| Exercise brief |
Restate all the material verbatim, except for the pictures.

** Start of Items **

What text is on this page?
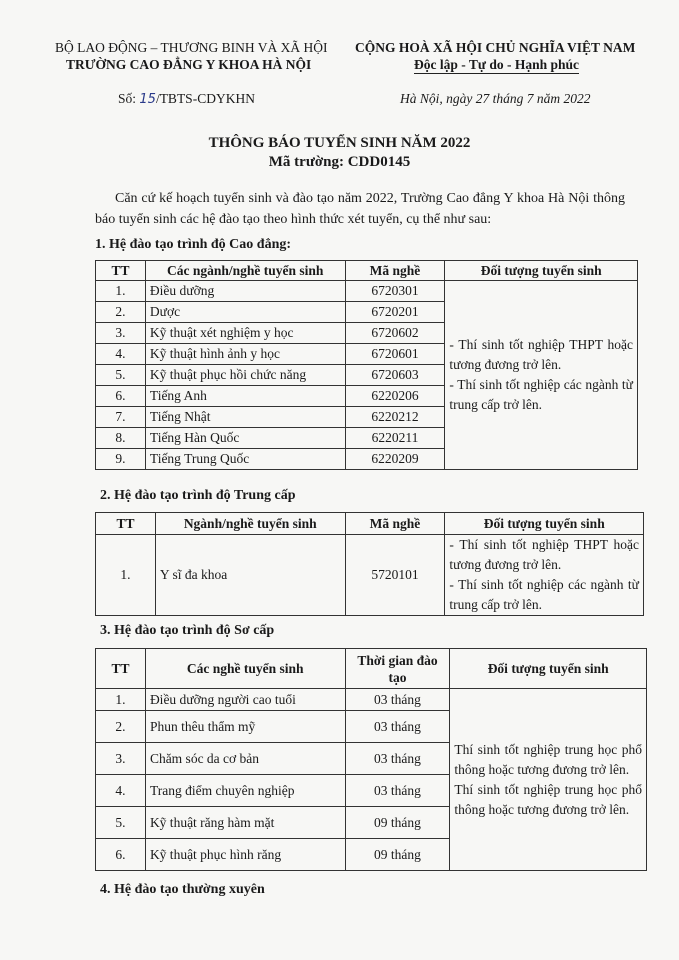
BỘ LAO ĐỘNG – THƯƠNG BINH VÀ XÃ HỘI
TRƯỜNG CAO ĐẲNG Y KHOA HÀ NỘI
CỘNG HOÀ XÃ HỘI CHỦ NGHĨA VIỆT NAM
Độc lập - Tự do - Hạnh phúc
Số: 15/TBTS-CDYKHN	Hà Nội, ngày 27 tháng 7 năm 2022
THÔNG BÁO TUYỂN SINH NĂM 2022
Mã trường: CDD0145
Căn cứ kế hoạch tuyển sinh và đào tạo năm 2022, Trường Cao đẳng Y khoa Hà Nội thông báo tuyển sinh các hệ đào tạo theo hình thức xét tuyển, cụ thể như sau:
1. Hệ đào tạo trình độ Cao đẳng:
TT	Các ngành/nghề tuyển sinh	Mã nghề	Đối tượng tuyển sinh
1.	Điều dưỡng	6720301	- Thí sinh tốt nghiệp THPT hoặc tương đương trở lên.

- Thí sinh tốt nghiệp các ngành từ trung cấp trở lên.

2.	Dược	6720201	
3.	Kỹ thuật xét nghiệm y học	6720602	
4.	Kỹ thuật hình ảnh y học	6720601	
5.	Kỹ thuật phục hồi chức năng	6720603	
6.	Tiếng Anh	6220206	
7.	Tiếng Nhật	6220212	
8.	Tiếng Hàn Quốc	6220211	
9.	Tiếng Trung Quốc	6220209	
2. Hệ đào tạo trình độ Trung cấp
TT	Ngành/nghề tuyển sinh	Mã nghề	Đối tượng tuyển sinh
1.	Y sĩ đa khoa	5720101	- Thí sinh tốt nghiệp THPT hoặc tương đương trở lên.

- Thí sinh tốt nghiệp các ngành từ trung cấp trở lên.

3. Hệ đào tạo trình độ Sơ cấp
TT	Các nghề tuyển sinh	Thời gian đào tạo	Đối tượng tuyển sinh
1.	Điều dưỡng người cao tuổi	03 tháng	Thí sinh tốt nghiệp trung học phổ thông hoặc tương đương trở lên.

Thí sinh tốt nghiệp trung học phổ thông hoặc tương đương trở lên.

2.	Phun thêu thẩm mỹ	03 tháng	
3.	Chăm sóc da cơ bản	03 tháng	
4.	Trang điểm chuyên nghiệp	03 tháng	
5.	Kỹ thuật răng hàm mặt	09 tháng	
6.	Kỹ thuật phục hình răng	09 tháng	
4. Hệ đào tạo thường xuyên
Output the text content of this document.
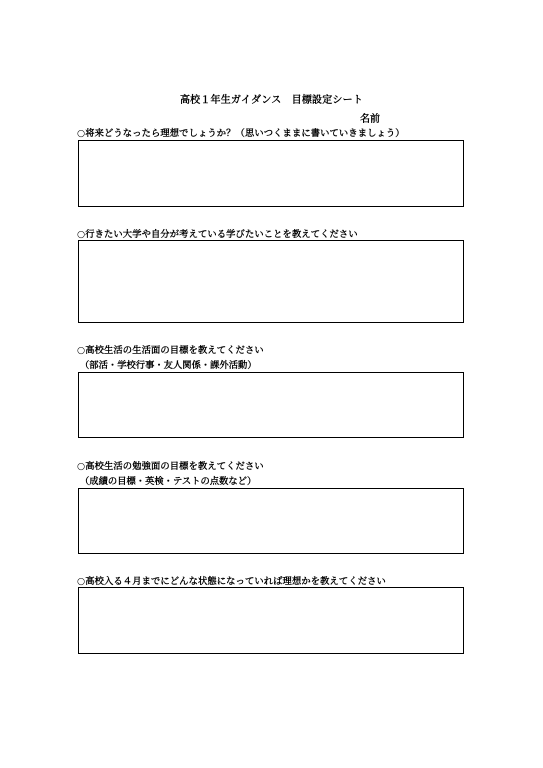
高校１年生ガイダンス　目標設定シート
名前
○将来どうなったら理想でしょうか？（思いつくままに書いていきましょう）
○行きたい大学や自分が考えている学びたいことを教えてください
○高校生活の生活面の目標を教えてください
（部活・学校行事・友人関係・課外活動）
○高校生活の勉強面の目標を教えてください
（成績の目標・英検・テストの点数など）
○高校入る４月までにどんな状態になっていれば理想かを教えてください
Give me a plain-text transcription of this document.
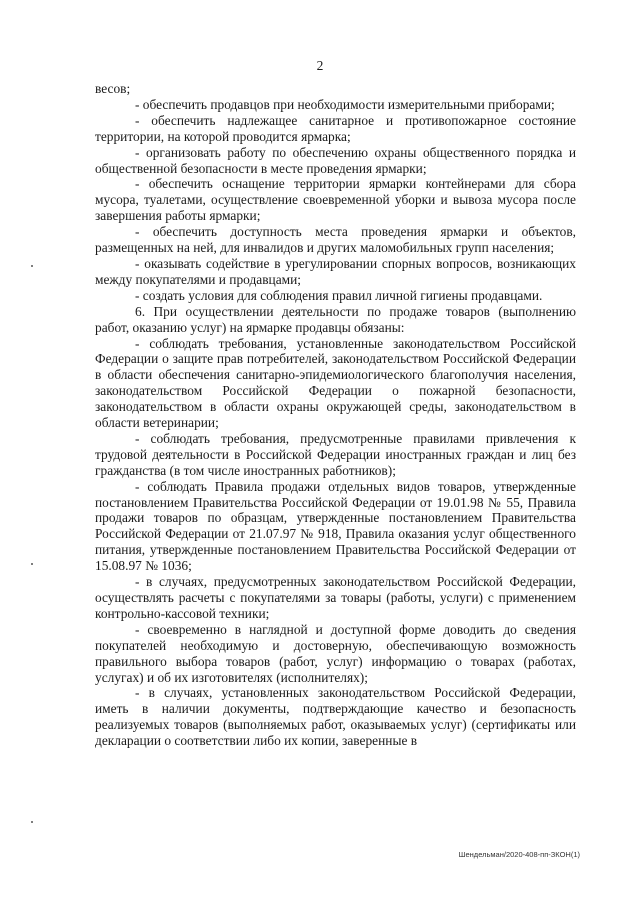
2

весов;

- обеспечить продавцов при необходимости измерительными приборами;

- обеспечить надлежащее санитарное и противопожарное состояние территории, на которой проводится ярмарка;

- организовать работу по обеспечению охраны общественного порядка и общественной безопасности в месте проведения ярмарки;

- обеспечить оснащение территории ярмарки контейнерами для сбора мусора, туалетами, осуществление своевременной уборки и вывоза мусора после завершения работы ярмарки;

- обеспечить доступность места проведения ярмарки и объектов, размещенных на ней, для инвалидов и других маломобильных групп населения;

- оказывать содействие в урегулировании спорных вопросов, возникающих между покупателями и продавцами;

- создать условия для соблюдения правил личной гигиены продавцами.

6. При осуществлении деятельности по продаже товаров (выполнению работ, оказанию услуг) на ярмарке продавцы обязаны:

- соблюдать требования, установленные законодательством Российской Федерации о защите прав потребителей, законодательством Российской Федерации в области обеспечения санитарно-эпидемиологического благополучия населения, законодательством Российской Федерации о пожарной безопасности, законодательством в области охраны окружающей среды, законодательством в области ветеринарии;

- соблюдать требования, предусмотренные правилами привлечения к трудовой деятельности в Российской Федерации иностранных граждан и лиц без гражданства (в том числе иностранных работников);

- соблюдать Правила продажи отдельных видов товаров, утвержденные постановлением Правительства Российской Федерации от 19.01.98 № 55, Правила продажи товаров по образцам, утвержденные постановлением Правительства Российской Федерации от 21.07.97 № 918, Правила оказания услуг общественного питания, утвержденные постановлением Правительства Российской Федерации от 15.08.97 № 1036;

- в случаях, предусмотренных законодательством Российской Федерации, осуществлять расчеты с покупателями за товары (работы, услуги) с применением контрольно-кассовой техники;

- своевременно в наглядной и доступной форме доводить до сведения покупателей необходимую и достоверную, обеспечивающую возможность правильного выбора товаров (работ, услуг) информацию о товарах (работах, услугах) и об их изготовителях (исполнителях);

- в случаях, установленных законодательством Российской Федерации, иметь в наличии документы, подтверждающие качество и безопасность реализуемых товаров (выполняемых работ, оказываемых услуг) (сертификаты или декларации о соответствии либо их копии, заверенные в

Шендельман/2020-408-пп-ЗКОН(1)
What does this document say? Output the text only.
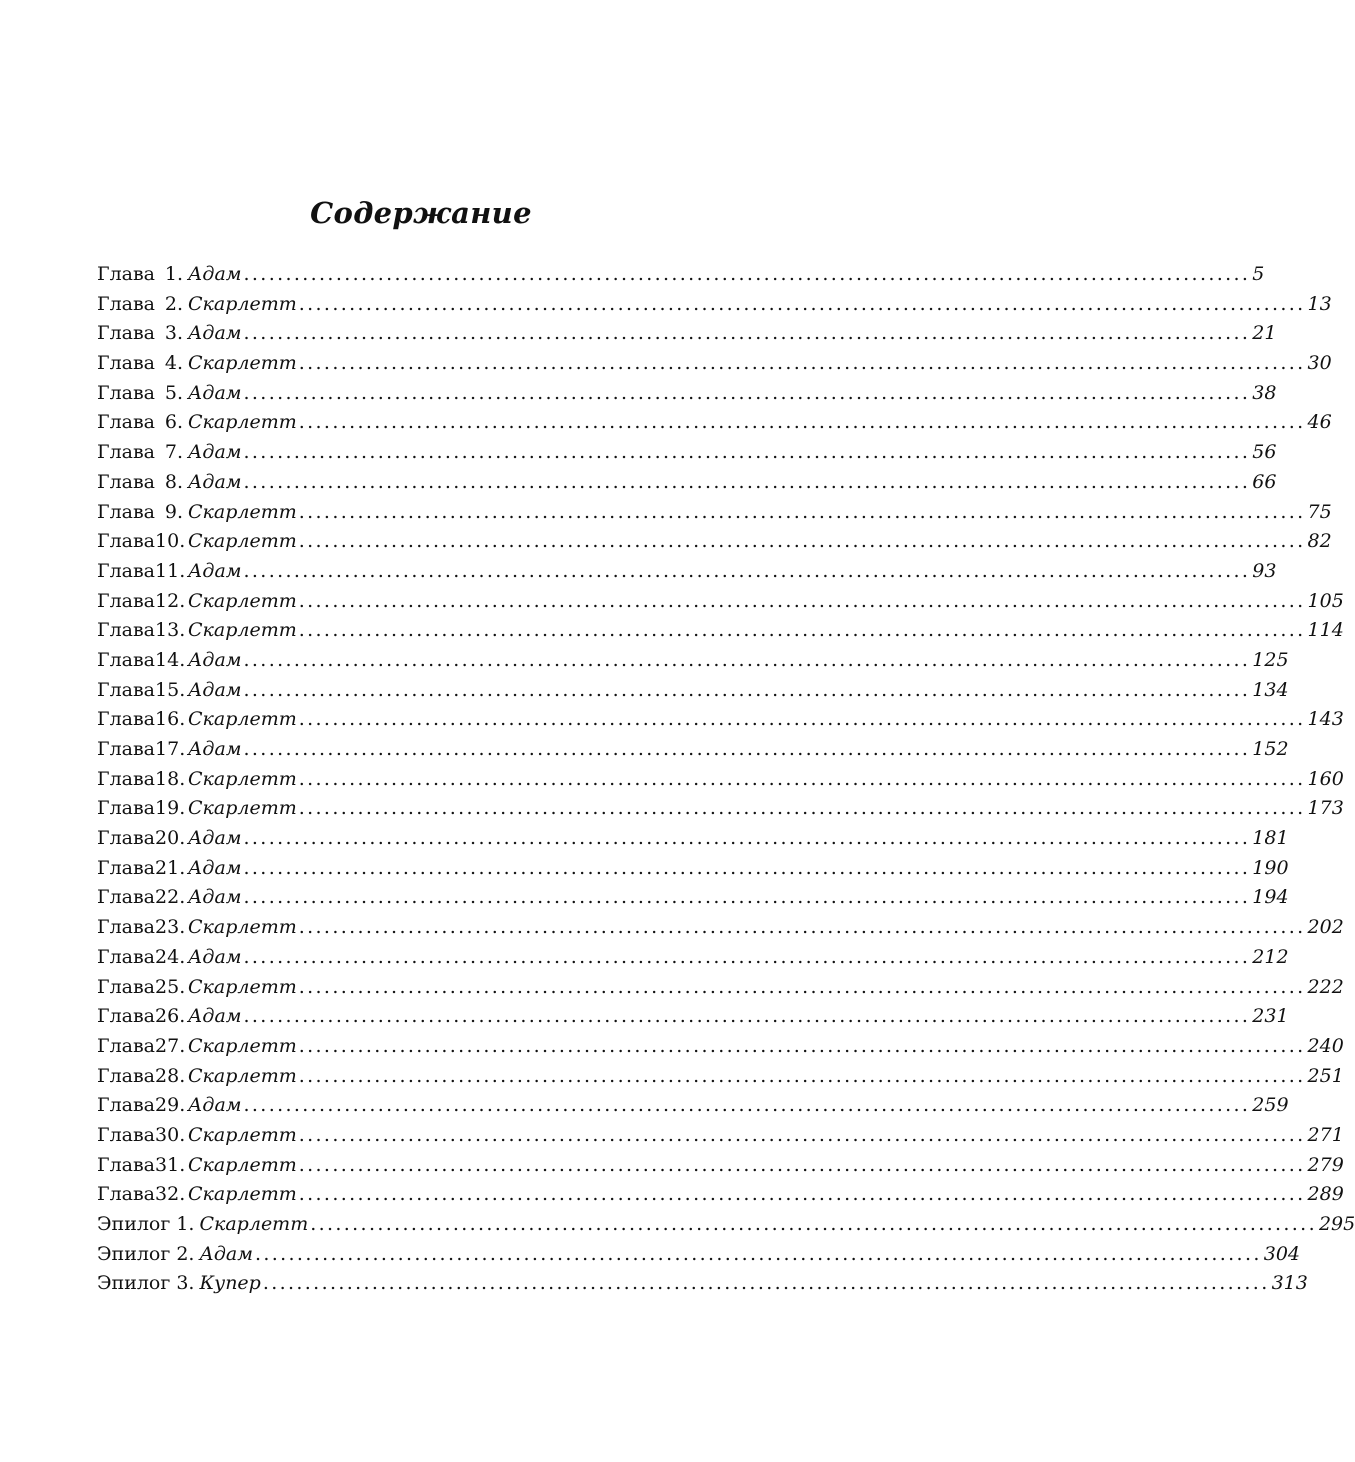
Содержание
Глава 1. Адам ........................................................................................................................ 5
Глава 2. Скарлетт ........................................................................................................................ 13
Глава 3. Адам ........................................................................................................................ 21
Глава 4. Скарлетт ........................................................................................................................ 30
Глава 5. Адам ........................................................................................................................ 38
Глава 6. Скарлетт ........................................................................................................................ 46
Глава 7. Адам ........................................................................................................................ 56
Глава 8. Адам ........................................................................................................................ 66
Глава 9. Скарлетт ........................................................................................................................ 75
Глава10. Скарлетт ........................................................................................................................ 82
Глава11. Адам ........................................................................................................................ 93
Глава12. Скарлетт ........................................................................................................................ 105
Глава13. Скарлетт ........................................................................................................................ 114
Глава14. Адам ........................................................................................................................ 125
Глава15. Адам ........................................................................................................................ 134
Глава16. Скарлетт ........................................................................................................................ 143
Глава17. Адам ........................................................................................................................ 152
Глава18. Скарлетт ........................................................................................................................ 160
Глава19. Скарлетт ........................................................................................................................ 173
Глава20. Адам ........................................................................................................................ 181
Глава21. Адам ........................................................................................................................ 190
Глава22. Адам ........................................................................................................................ 194
Глава23. Скарлетт ........................................................................................................................ 202
Глава24. Адам ........................................................................................................................ 212
Глава25. Скарлетт ........................................................................................................................ 222
Глава26. Адам ........................................................................................................................ 231
Глава27. Скарлетт ........................................................................................................................ 240
Глава28. Скарлетт ........................................................................................................................ 251
Глава29. Адам ........................................................................................................................ 259
Глава30. Скарлетт ........................................................................................................................ 271
Глава31. Скарлетт ........................................................................................................................ 279
Глава32. Скарлетт ........................................................................................................................ 289
Эпилог 1. Скарлетт ........................................................................................................................ 295
Эпилог 2. Адам ........................................................................................................................ 304
Эпилог 3. Купер ........................................................................................................................ 313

** End of Items **

| Answer to the task |
What text is on this page?
BỘ LAO ĐỘNG – THƯƠNG BINH VÀ XÃ HỘI
TRƯỜNG CAO ĐẲNG Y KHOA HÀ NỘI
CỘNG HOÀ XÃ HỘI CHỦ NGHĨA VIỆT NAM
Độc lập - Tự do - Hạnh phúc
Số: 15/TBTS-CDYKHN	Hà Nội, ngày 27 tháng 7 năm 2022
THÔNG BÁO TUYỂN SINH NĂM 2022
Mã trường: CDD0145
Căn cứ kế hoạch tuyển sinh và đào tạo năm 2022, Trường Cao đẳng Y khoa Hà Nội thông báo tuyển sinh các hệ đào tạo theo hình thức xét tuyển, cụ thể như sau:
1. Hệ đào tạo trình độ Cao đẳng:
TT	Các ngành/nghề tuyển sinh	Mã nghề	Đối tượng tuyển sinh
1.	Điều dưỡng	6720301	- Thí sinh tốt nghiệp THPT hoặc tương đương trở lên.

- Thí sinh tốt nghiệp các ngành từ trung cấp trở lên.

2.	Dược	6720201	
3.	Kỹ thuật xét nghiệm y học	6720602	
4.	Kỹ thuật hình ảnh y học	6720601	
5.	Kỹ thuật phục hồi chức năng	6720603	
6.	Tiếng Anh	6220206	
7.	Tiếng Nhật	6220212	
8.	Tiếng Hàn Quốc	6220211	
9.	Tiếng Trung Quốc	6220209	
2. Hệ đào tạo trình độ Trung cấp
TT	Ngành/nghề tuyển sinh	Mã nghề	Đối tượng tuyển sinh
1.	Y sĩ đa khoa	5720101	- Thí sinh tốt nghiệp THPT hoặc tương đương trở lên.

- Thí sinh tốt nghiệp các ngành từ trung cấp trở lên.

3. Hệ đào tạo trình độ Sơ cấp
TT	Các nghề tuyển sinh	Thời gian đào tạo	Đối tượng tuyển sinh
1.	Điều dưỡng người cao tuổi	03 tháng	Thí sinh tốt nghiệp trung học phổ thông hoặc tương đương trở lên.

Thí sinh tốt nghiệp trung học phổ thông hoặc tương đương trở lên.

2.	Phun thêu thẩm mỹ	03 tháng	
3.	Chăm sóc da cơ bản	03 tháng	
4.	Trang điểm chuyên nghiệp	03 tháng	
5.	Kỹ thuật răng hàm mặt	09 tháng	
6.	Kỹ thuật phục hình răng	09 tháng	
4. Hệ đào tạo thường xuyên
Output the text content of this document.
高校１年生ガイダンス　目標設定シート
名前
○将来どうなったら理想でしょうか？（思いつくままに書いていきましょう）
○行きたい大学や自分が考えている学びたいことを教えてください
○高校生活の生活面の目標を教えてください
（部活・学校行事・友人関係・課外活動）
○高校生活の勉強面の目標を教えてください
（成績の目標・英検・テストの点数など）
○高校入る４月までにどんな状態になっていれば理想かを教えてください
Give me a plain-text transcription of this document.
2

весов;

- обеспечить продавцов при необходимости измерительными приборами;

- обеспечить надлежащее санитарное и противопожарное состояние территории, на которой проводится ярмарка;

- организовать работу по обеспечению охраны общественного порядка и общественной безопасности в месте проведения ярмарки;

- обеспечить оснащение территории ярмарки контейнерами для сбора мусора, туалетами, осуществление своевременной уборки и вывоза мусора после завершения работы ярмарки;

- обеспечить доступность места проведения ярмарки и объектов, размещенных на ней, для инвалидов и других маломобильных групп населения;

- оказывать содействие в урегулировании спорных вопросов, возникающих между покупателями и продавцами;

- создать условия для соблюдения правил личной гигиены продавцами.

6. При осуществлении деятельности по продаже товаров (выполнению работ, оказанию услуг) на ярмарке продавцы обязаны:

- соблюдать требования, установленные законодательством Российской Федерации о защите прав потребителей, законодательством Российской Федерации в области обеспечения санитарно-эпидемиологического благополучия населения, законодательством Российской Федерации о пожарной безопасности, законодательством в области охраны окружающей среды, законодательством в области ветеринарии;

- соблюдать требования, предусмотренные правилами привлечения к трудовой деятельности в Российской Федерации иностранных граждан и лиц без гражданства (в том числе иностранных работников);

- соблюдать Правила продажи отдельных видов товаров, утвержденные постановлением Правительства Российской Федерации от 19.01.98 № 55, Правила продажи товаров по образцам, утвержденные постановлением Правительства Российской Федерации от 21.07.97 № 918, Правила оказания услуг общественного питания, утвержденные постановлением Правительства Российской Федерации от 15.08.97 № 1036;

- в случаях, предусмотренных законодательством Российской Федерации, осуществлять расчеты с покупателями за товары (работы, услуги) с применением контрольно-кассовой техники;

- своевременно в наглядной и доступной форме доводить до сведения покупателей необходимую и достоверную, обеспечивающую возможность правильного выбора товаров (работ, услуг) информацию о товарах (работах, услугах) и об их изготовителях (исполнителях);

- в случаях, установленных законодательством Российской Федерации, иметь в наличии документы, подтверждающие качество и безопасность реализуемых товаров (выполняемых работ, оказываемых услуг) (сертификаты или декларации о соответствии либо их копии, заверенные в

Шендельман/2020-408-пп-ЗКОН(1)
What does this document say? Output the text only.
Содержание
Глава 1. Адам ........................................................................................................................ 5
Глава 2. Скарлетт ........................................................................................................................ 13
Глава 3. Адам ........................................................................................................................ 21
Глава 4. Скарлетт ........................................................................................................................ 30
Глава 5. Адам ........................................................................................................................ 38
Глава 6. Скарлетт ........................................................................................................................ 46
Глава 7. Адам ........................................................................................................................ 56
Глава 8. Адам ........................................................................................................................ 66
Глава 9. Скарлетт ........................................................................................................................ 75
Глава10. Скарлетт ........................................................................................................................ 82
Глава11. Адам ........................................................................................................................ 93
Глава12. Скарлетт ........................................................................................................................ 105
Глава13. Скарлетт ........................................................................................................................ 114
Глава14. Адам ........................................................................................................................ 125
Глава15. Адам ........................................................................................................................ 134
Глава16. Скарлетт ........................................................................................................................ 143
Глава17. Адам ........................................................................................................................ 152
Глава18. Скарлетт ........................................................................................................................ 160
Глава19. Скарлетт ........................................................................................................................ 173
Глава20. Адам ........................................................................................................................ 181
Глава21. Адам ........................................................................................................................ 190
Глава22. Адам ........................................................................................................................ 194
Глава23. Скарлетт ........................................................................................................................ 202
Глава24. Адам ........................................................................................................................ 212
Глава25. Скарлетт ........................................................................................................................ 222
Глава26. Адам ........................................................................................................................ 231
Глава27. Скарлетт ........................................................................................................................ 240
Глава28. Скарлетт ........................................................................................................................ 251
Глава29. Адам ........................................................................................................................ 259
Глава30. Скарлетт ........................................................................................................................ 271
Глава31. Скарлетт ........................................................................................................................ 279
Глава32. Скарлетт ........................................................................................................................ 289
Эпилог 1. Скарлетт ........................................................................................................................ 295
Эпилог 2. Адам ........................................................................................................................ 304
Эпилог 3. Купер ........................................................................................................................ 313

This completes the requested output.